(begin)
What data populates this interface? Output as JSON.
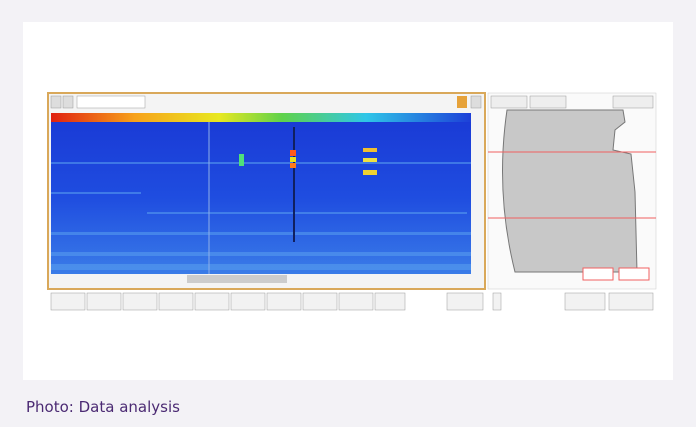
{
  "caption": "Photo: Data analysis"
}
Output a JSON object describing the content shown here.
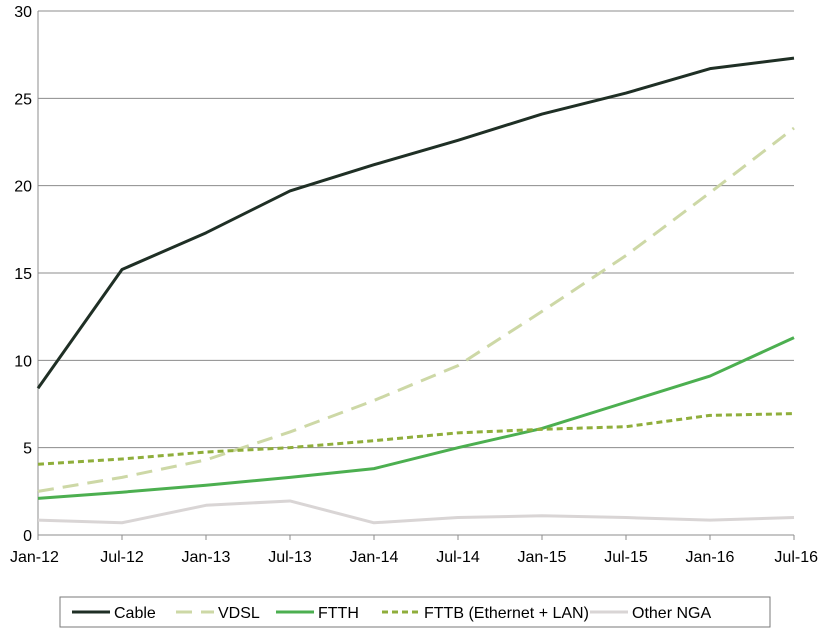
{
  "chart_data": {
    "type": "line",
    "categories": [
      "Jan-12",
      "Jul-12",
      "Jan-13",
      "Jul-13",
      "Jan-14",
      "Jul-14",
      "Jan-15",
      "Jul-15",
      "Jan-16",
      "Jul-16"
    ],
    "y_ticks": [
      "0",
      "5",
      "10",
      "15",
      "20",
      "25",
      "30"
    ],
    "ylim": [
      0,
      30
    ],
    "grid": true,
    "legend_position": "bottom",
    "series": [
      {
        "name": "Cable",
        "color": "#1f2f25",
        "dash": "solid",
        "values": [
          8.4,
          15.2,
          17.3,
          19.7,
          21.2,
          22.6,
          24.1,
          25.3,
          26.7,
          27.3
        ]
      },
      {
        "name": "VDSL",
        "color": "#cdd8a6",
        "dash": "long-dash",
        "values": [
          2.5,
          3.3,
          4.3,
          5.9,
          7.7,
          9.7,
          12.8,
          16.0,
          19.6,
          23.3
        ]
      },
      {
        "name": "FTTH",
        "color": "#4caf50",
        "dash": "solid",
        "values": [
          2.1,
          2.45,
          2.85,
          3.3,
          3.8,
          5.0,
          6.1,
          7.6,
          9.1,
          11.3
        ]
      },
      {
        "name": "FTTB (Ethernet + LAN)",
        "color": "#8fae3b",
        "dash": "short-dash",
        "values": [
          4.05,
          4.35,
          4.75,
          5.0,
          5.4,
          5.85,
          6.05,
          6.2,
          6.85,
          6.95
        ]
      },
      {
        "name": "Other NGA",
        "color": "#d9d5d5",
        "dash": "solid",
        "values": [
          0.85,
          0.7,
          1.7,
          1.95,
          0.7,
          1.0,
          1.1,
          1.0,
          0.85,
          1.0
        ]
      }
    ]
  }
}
(end)
Given request: Looking at the data above, how many lines hold the word "Output"? Respond with the number alone.

Solution: 2